START

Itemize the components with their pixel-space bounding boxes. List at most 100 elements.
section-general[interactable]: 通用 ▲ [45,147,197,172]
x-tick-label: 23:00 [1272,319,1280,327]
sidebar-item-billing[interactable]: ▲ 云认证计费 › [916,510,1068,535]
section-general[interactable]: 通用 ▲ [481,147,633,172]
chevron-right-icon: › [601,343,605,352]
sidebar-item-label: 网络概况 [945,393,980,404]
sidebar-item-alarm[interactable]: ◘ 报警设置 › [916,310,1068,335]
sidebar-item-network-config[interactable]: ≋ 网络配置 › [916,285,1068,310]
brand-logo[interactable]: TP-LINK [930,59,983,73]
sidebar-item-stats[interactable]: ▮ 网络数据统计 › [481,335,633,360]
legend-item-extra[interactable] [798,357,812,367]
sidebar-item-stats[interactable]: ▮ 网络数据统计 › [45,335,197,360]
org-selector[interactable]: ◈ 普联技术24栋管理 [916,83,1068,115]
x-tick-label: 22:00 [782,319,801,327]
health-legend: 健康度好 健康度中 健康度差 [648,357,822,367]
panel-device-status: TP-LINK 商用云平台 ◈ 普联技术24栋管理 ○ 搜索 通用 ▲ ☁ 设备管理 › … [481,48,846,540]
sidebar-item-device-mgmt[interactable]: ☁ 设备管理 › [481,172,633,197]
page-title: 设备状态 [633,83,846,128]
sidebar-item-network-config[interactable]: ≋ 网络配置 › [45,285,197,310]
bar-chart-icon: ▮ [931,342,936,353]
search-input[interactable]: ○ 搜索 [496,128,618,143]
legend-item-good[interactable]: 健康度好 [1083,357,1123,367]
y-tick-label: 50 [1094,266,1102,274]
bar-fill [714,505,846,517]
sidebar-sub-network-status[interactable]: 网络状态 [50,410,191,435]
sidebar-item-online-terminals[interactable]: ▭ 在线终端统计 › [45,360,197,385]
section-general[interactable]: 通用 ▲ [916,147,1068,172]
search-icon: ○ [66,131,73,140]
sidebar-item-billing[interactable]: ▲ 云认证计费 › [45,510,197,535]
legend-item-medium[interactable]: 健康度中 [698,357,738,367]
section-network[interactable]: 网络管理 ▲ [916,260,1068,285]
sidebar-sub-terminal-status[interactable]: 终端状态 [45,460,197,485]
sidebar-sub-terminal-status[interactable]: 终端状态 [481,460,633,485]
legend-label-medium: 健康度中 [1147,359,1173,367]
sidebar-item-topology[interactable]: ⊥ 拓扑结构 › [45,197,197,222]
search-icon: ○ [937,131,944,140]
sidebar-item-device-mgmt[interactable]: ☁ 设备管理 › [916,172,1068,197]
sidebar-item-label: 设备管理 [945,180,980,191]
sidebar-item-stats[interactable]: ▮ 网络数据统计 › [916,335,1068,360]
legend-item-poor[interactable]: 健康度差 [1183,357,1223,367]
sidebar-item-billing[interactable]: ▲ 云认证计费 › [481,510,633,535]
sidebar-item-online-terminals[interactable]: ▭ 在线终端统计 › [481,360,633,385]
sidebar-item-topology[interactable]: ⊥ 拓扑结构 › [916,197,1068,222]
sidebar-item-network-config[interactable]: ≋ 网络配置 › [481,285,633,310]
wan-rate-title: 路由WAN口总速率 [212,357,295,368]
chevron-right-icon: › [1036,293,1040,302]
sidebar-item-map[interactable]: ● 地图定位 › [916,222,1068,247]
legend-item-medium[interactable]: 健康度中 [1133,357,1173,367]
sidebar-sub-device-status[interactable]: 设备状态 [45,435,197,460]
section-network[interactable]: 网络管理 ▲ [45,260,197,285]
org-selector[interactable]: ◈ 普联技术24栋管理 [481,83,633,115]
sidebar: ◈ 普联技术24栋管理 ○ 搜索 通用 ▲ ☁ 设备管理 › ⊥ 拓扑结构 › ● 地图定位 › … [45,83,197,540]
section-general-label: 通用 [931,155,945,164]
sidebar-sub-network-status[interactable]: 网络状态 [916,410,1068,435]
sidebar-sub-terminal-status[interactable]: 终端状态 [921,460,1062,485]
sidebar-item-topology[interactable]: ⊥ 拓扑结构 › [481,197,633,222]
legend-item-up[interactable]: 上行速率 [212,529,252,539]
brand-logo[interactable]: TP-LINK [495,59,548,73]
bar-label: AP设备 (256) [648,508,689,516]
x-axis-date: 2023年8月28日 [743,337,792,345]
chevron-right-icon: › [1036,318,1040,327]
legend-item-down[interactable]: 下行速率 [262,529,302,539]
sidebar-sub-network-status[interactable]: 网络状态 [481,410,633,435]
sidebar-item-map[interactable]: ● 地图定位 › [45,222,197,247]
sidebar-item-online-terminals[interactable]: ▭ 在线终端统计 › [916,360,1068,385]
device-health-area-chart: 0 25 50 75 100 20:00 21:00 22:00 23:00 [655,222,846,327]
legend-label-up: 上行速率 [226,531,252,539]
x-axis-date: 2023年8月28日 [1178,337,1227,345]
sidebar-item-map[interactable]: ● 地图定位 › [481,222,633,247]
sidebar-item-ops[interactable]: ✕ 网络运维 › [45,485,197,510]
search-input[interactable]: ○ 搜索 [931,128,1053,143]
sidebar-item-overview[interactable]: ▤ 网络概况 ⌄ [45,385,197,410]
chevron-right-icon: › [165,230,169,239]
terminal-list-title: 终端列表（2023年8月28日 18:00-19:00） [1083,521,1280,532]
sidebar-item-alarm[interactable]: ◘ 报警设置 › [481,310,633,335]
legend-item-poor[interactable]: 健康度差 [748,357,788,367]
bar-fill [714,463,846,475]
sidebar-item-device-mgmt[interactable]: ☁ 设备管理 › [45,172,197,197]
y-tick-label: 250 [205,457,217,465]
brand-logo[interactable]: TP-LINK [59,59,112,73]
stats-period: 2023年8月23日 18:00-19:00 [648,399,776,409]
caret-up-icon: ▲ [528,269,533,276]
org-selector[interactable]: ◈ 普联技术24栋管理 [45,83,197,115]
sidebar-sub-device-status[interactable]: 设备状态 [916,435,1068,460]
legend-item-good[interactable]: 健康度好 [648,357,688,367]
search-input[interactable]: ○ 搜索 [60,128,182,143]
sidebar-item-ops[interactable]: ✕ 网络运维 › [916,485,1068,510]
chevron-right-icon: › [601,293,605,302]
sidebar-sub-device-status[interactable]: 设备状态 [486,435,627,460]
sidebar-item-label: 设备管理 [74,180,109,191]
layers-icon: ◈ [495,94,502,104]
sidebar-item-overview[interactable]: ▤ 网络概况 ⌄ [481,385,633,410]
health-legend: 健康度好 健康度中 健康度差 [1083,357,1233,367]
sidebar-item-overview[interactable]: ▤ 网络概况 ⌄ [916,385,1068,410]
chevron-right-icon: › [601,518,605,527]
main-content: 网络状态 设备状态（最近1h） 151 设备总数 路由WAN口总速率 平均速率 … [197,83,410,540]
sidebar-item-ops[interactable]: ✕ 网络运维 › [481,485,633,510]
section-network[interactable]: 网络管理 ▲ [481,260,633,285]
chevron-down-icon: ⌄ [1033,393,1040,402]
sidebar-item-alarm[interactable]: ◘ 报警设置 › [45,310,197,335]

END

**What the exercise asks**.
Copy the items above word for word, starting at the first line and stopping after the line that contains "bar-fill [714,505,846,517]".

**Response**.
Itemize the components with their pixel-space bounding boxes. List at most 100 elements.
section-general[interactable]: 通用 ▲ [45,147,197,172]
x-tick-label: 23:00 [1272,319,1280,327]
sidebar-item-billing[interactable]: ▲ 云认证计费 › [916,510,1068,535]
section-general[interactable]: 通用 ▲ [481,147,633,172]
chevron-right-icon: › [601,343,605,352]
sidebar-item-label: 网络概况 [945,393,980,404]
sidebar-item-alarm[interactable]: ◘ 报警设置 › [916,310,1068,335]
sidebar-item-network-config[interactable]: ≋ 网络配置 › [916,285,1068,310]
brand-logo[interactable]: TP-LINK [930,59,983,73]
sidebar-item-stats[interactable]: ▮ 网络数据统计 › [481,335,633,360]
legend-item-extra[interactable] [798,357,812,367]
sidebar-item-stats[interactable]: ▮ 网络数据统计 › [45,335,197,360]
org-selector[interactable]: ◈ 普联技术24栋管理 [916,83,1068,115]
x-tick-label: 22:00 [782,319,801,327]
health-legend: 健康度好 健康度中 健康度差 [648,357,822,367]
panel-device-status: TP-LINK 商用云平台 ◈ 普联技术24栋管理 ○ 搜索 通用 ▲ ☁ 设备管理 › … [481,48,846,540]
sidebar-item-device-mgmt[interactable]: ☁ 设备管理 › [481,172,633,197]
page-title: 设备状态 [633,83,846,128]
sidebar-item-network-config[interactable]: ≋ 网络配置 › [45,285,197,310]
bar-chart-icon: ▮ [931,342,936,353]
search-input[interactable]: ○ 搜索 [496,128,618,143]
legend-item-good[interactable]: 健康度好 [1083,357,1123,367]
y-tick-label: 50 [1094,266,1102,274]
bar-fill [714,505,846,517]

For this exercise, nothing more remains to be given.